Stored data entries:

§ §

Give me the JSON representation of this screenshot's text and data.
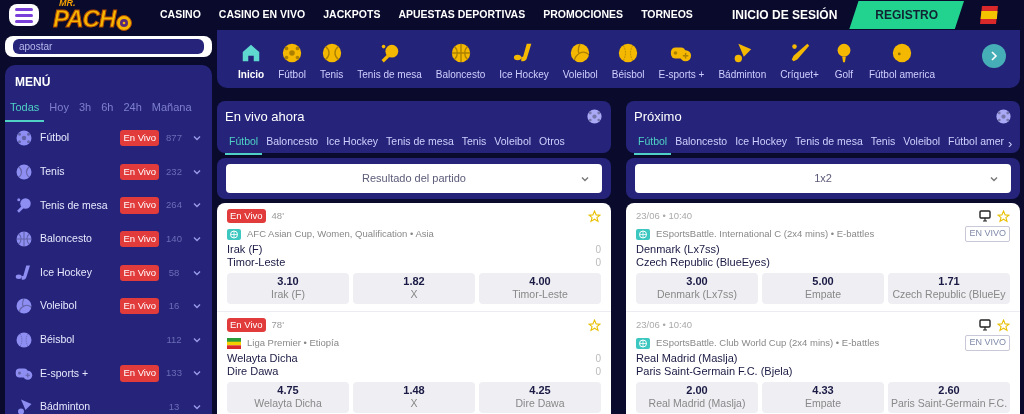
{
  "header": {
    "search_text": "apostar",
    "logo_top": "MR.",
    "logo": "PACH",
    "nav": [
      "CASINO",
      "CASINO EN VIVO",
      "JACKPOTS",
      "APUESTAS DEPORTIVAS",
      "PROMOCIONES",
      "TORNEOS"
    ],
    "login": "INICIO DE SESIÓN",
    "register": "REGISTRO"
  },
  "sports_bar": {
    "items": [
      {
        "label": "Inicio",
        "kind": "house",
        "selected": true
      },
      {
        "label": "Fútbol",
        "kind": "soccer",
        "selected": false
      },
      {
        "label": "Tenis",
        "kind": "tennis",
        "selected": false
      },
      {
        "label": "Tenis de mesa",
        "kind": "paddle",
        "selected": false
      },
      {
        "label": "Baloncesto",
        "kind": "basketball",
        "selected": false
      },
      {
        "label": "Ice Hockey",
        "kind": "hockey",
        "selected": false
      },
      {
        "label": "Voleibol",
        "kind": "volleyball",
        "selected": false
      },
      {
        "label": "Béisbol",
        "kind": "baseball",
        "selected": false
      },
      {
        "label": "E-sports +",
        "kind": "gamepad",
        "selected": false
      },
      {
        "label": "Bádminton",
        "kind": "shuttlecock",
        "selected": false
      },
      {
        "label": "Críquet+",
        "kind": "cricket",
        "selected": false
      },
      {
        "label": "Golf",
        "kind": "golf",
        "selected": false
      },
      {
        "label": "Fútbol america",
        "kind": "ball",
        "selected": false
      }
    ]
  },
  "sidebar": {
    "title": "MENÚ",
    "filters": [
      {
        "label": "Todas",
        "selected": true
      },
      {
        "label": "Hoy",
        "selected": false
      },
      {
        "label": "3h",
        "selected": false
      },
      {
        "label": "6h",
        "selected": false
      },
      {
        "label": "24h",
        "selected": false
      },
      {
        "label": "Mañana",
        "selected": false
      }
    ],
    "items": [
      {
        "label": "Fútbol",
        "kind": "soccer",
        "live": "En Vivo",
        "count": "877"
      },
      {
        "label": "Tenis",
        "kind": "tennis",
        "live": "En Vivo",
        "count": "232"
      },
      {
        "label": "Tenis de mesa",
        "kind": "paddle",
        "live": "En Vivo",
        "count": "264"
      },
      {
        "label": "Baloncesto",
        "kind": "basketball",
        "live": "En Vivo",
        "count": "140"
      },
      {
        "label": "Ice Hockey",
        "kind": "hockey",
        "live": "En Vivo",
        "count": "58"
      },
      {
        "label": "Voleibol",
        "kind": "volleyball",
        "live": "En Vivo",
        "count": "16"
      },
      {
        "label": "Béisbol",
        "kind": "baseball",
        "count": "112"
      },
      {
        "label": "E-sports +",
        "kind": "gamepad",
        "live": "En Vivo",
        "count": "133"
      },
      {
        "label": "Bádminton",
        "kind": "shuttlecock",
        "count": "13"
      }
    ]
  },
  "live": {
    "title": "En vivo ahora",
    "tabs": [
      {
        "label": "Fútbol",
        "selected": true
      },
      {
        "label": "Baloncesto",
        "selected": false
      },
      {
        "label": "Ice Hockey",
        "selected": false
      },
      {
        "label": "Tenis de mesa",
        "selected": false
      },
      {
        "label": "Tenis",
        "selected": false
      },
      {
        "label": "Voleibol",
        "selected": false
      },
      {
        "label": "Otros",
        "selected": false
      }
    ],
    "market": "Resultado del partido",
    "matches": [
      {
        "badge": "En Vivo",
        "minute": "48'",
        "league": {
          "kind": "globe",
          "text": "AFC Asian Cup, Women, Qualification • Asia"
        },
        "teams": [
          {
            "name": "Irak (F)",
            "score": "0"
          },
          {
            "name": "Timor-Leste",
            "score": "0"
          }
        ],
        "odds": [
          {
            "price": "3.10",
            "label": "Irak (F)"
          },
          {
            "price": "1.82",
            "label": "X"
          },
          {
            "price": "4.00",
            "label": "Timor-Leste"
          }
        ]
      },
      {
        "badge": "En Vivo",
        "minute": "78'",
        "league": {
          "kind": "ethiopia",
          "text": "Liga Premier • Etiopía"
        },
        "teams": [
          {
            "name": "Welayta Dicha",
            "score": "0"
          },
          {
            "name": "Dire Dawa",
            "score": "0"
          }
        ],
        "odds": [
          {
            "price": "4.75",
            "label": "Welayta Dicha"
          },
          {
            "price": "1.48",
            "label": "X"
          },
          {
            "price": "4.25",
            "label": "Dire Dawa"
          }
        ]
      }
    ]
  },
  "upcoming": {
    "title": "Próximo",
    "tabs": [
      {
        "label": "Fútbol",
        "selected": true
      },
      {
        "label": "Baloncesto",
        "selected": false
      },
      {
        "label": "Ice Hockey",
        "selected": false
      },
      {
        "label": "Tenis de mesa",
        "selected": false
      },
      {
        "label": "Tenis",
        "selected": false
      },
      {
        "label": "Voleibol",
        "selected": false
      },
      {
        "label": "Fútbol amer",
        "selected": false
      }
    ],
    "more": "›",
    "market": "1x2",
    "matches": [
      {
        "time": "23/06 • 10:40",
        "league": {
          "kind": "globe",
          "text": "ESportsBattle. International C (2x4 mins) • E-battles"
        },
        "tag": "EN VIVO",
        "teams": [
          {
            "name": "Denmark (Lx7ss)"
          },
          {
            "name": "Czech Republic (BlueEyes)"
          }
        ],
        "odds": [
          {
            "price": "3.00",
            "label": "Denmark (Lx7ss)"
          },
          {
            "price": "5.00",
            "label": "Empate"
          },
          {
            "price": "1.71",
            "label": "Czech Republic (BlueEy"
          }
        ]
      },
      {
        "time": "23/06 • 10:40",
        "league": {
          "kind": "globe",
          "text": "ESportsBattle. Club World Cup (2x4 mins) • E-battles"
        },
        "tag": "EN VIVO",
        "teams": [
          {
            "name": "Real Madrid (Maslja)"
          },
          {
            "name": "Paris Saint-Germain F.C. (Bjela)"
          }
        ],
        "odds": [
          {
            "price": "2.00",
            "label": "Real Madrid (Maslja)"
          },
          {
            "price": "4.33",
            "label": "Empate"
          },
          {
            "price": "2.60",
            "label": "Paris Saint-Germain F.C."
          }
        ]
      }
    ]
  }
}
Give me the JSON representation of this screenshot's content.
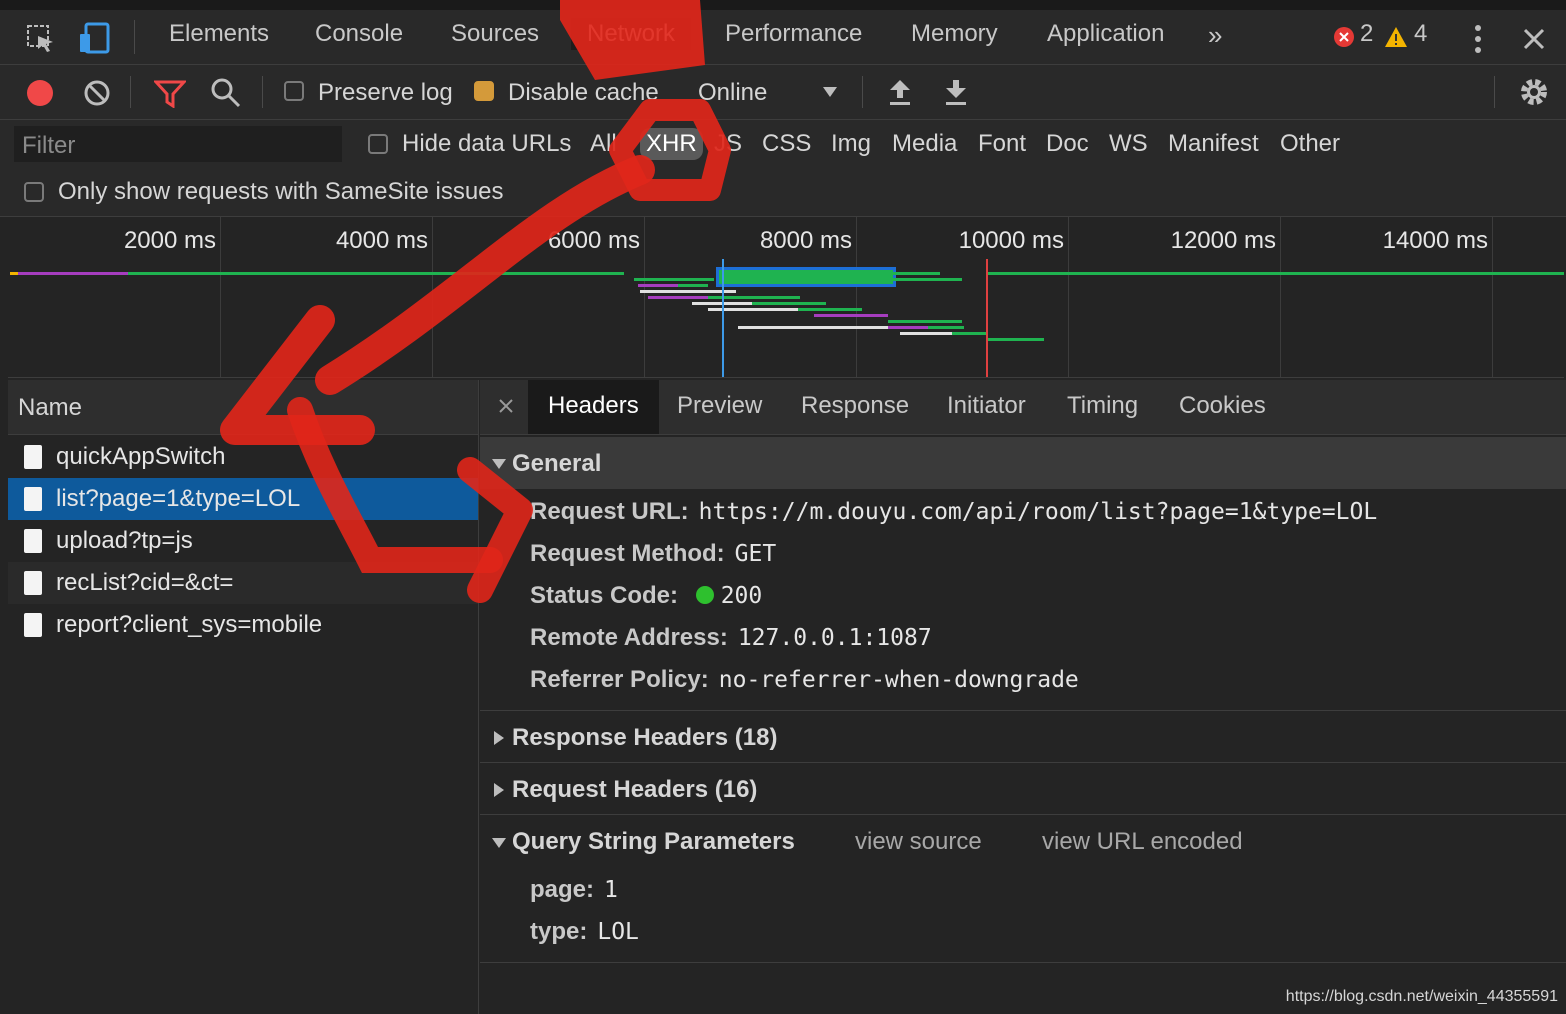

§ §

TASK STATEMENT: Report the number of lines in the listing that include the string "Czech"; give nothing but the number.

WRITTEN SOLUTION: 2